- **EXERCISE DESCRIPTION**:
Exclude images, then output the remaining data verbatim.

(Collected data)
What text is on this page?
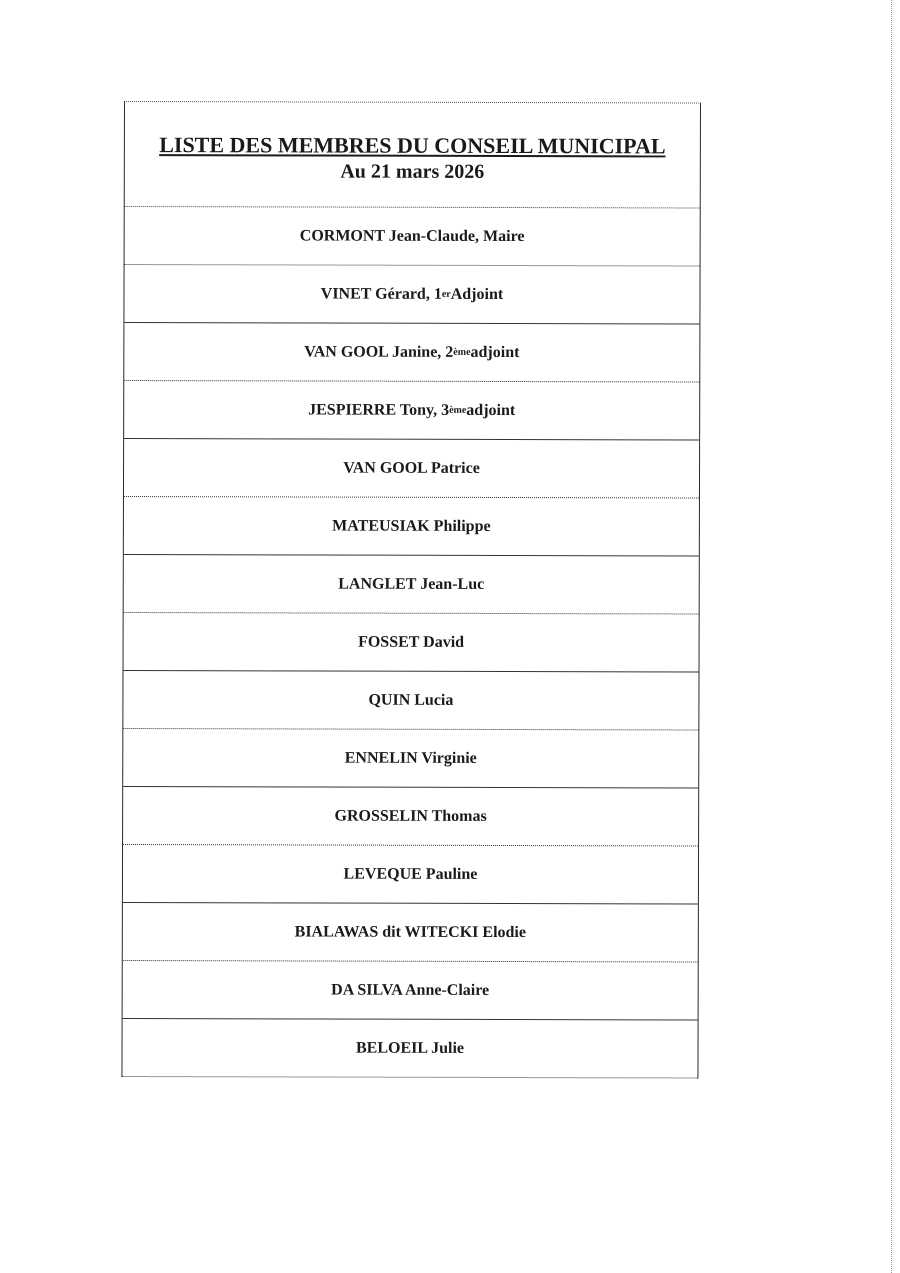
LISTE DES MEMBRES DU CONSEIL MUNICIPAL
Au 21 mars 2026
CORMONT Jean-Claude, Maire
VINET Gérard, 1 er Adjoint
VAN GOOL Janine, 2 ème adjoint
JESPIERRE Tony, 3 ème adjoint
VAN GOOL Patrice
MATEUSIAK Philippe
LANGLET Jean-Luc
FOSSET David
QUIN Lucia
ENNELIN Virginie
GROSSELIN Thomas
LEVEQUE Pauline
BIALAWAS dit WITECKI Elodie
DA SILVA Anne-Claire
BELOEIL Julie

- **RESPONSE TO THE EXERCISE**:
What text is on this page?
LISTE DES MEMBRES DU CONSEIL MUNICIPAL
Au 21 mars 2026
CORMONT Jean-Claude, Maire
VINET Gérard, 1 er Adjoint
VAN GOOL Janine, 2 ème adjoint
JESPIERRE Tony, 3 ème adjoint
VAN GOOL Patrice
MATEUSIAK Philippe
LANGLET Jean-Luc
FOSSET David
QUIN Lucia
ENNELIN Virginie
GROSSELIN Thomas
LEVEQUE Pauline
BIALAWAS dit WITECKI Elodie
DA SILVA Anne-Claire
BELOEIL Julie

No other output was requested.